■ EXERCISE BRIEF
All of the data that follows should be retyped exactly, please, except the pictures.

— Start PROVIDED RECORDS —

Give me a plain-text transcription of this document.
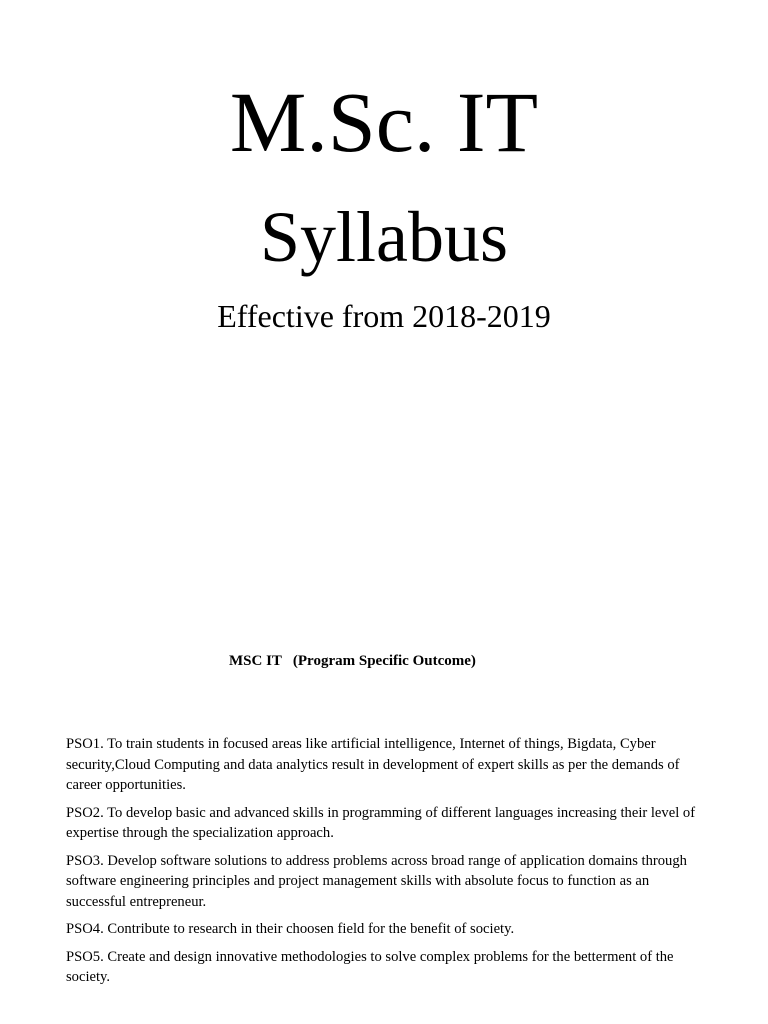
M.Sc. IT
Syllabus

Effective from 2018-2019

MSC IT   (Program Specific Outcome)

PSO1. To train students in focused areas like artificial intelligence, Internet of things, Bigdata, Cyber security,Cloud Computing and data analytics result in development of expert skills as per the demands of career opportunities.
PSO2. To develop basic and advanced skills in programming of different languages increasing their level of expertise through the specialization approach.
PSO3. Develop software solutions to address problems across broad range of application domains through software engineering principles and project management skills with absolute focus to function as an successful entrepreneur.
PSO4. Contribute to research in their choosen field for the benefit of society.
PSO5. Create and design innovative methodologies to solve complex problems for the betterment of the society.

— End PROVIDED RECORDS —

■ SOLUTION TO THIS EXERCISE
Give me a plain-text transcription of this document.
M.Sc. IT
Syllabus

Effective from 2018-2019

MSC IT   (Program Specific Outcome)

PSO1. To train students in focused areas like artificial intelligence, Internet of things, Bigdata, Cyber security,Cloud Computing and data analytics result in development of expert skills as per the demands of career opportunities.
PSO2. To develop basic and advanced skills in programming of different languages increasing their level of expertise through the specialization approach.
PSO3. Develop software solutions to address problems across broad range of application domains through software engineering principles and project management skills with absolute focus to function as an successful entrepreneur.
PSO4. Contribute to research in their choosen field for the benefit of society.
PSO5. Create and design innovative methodologies to solve complex problems for the betterment of the society.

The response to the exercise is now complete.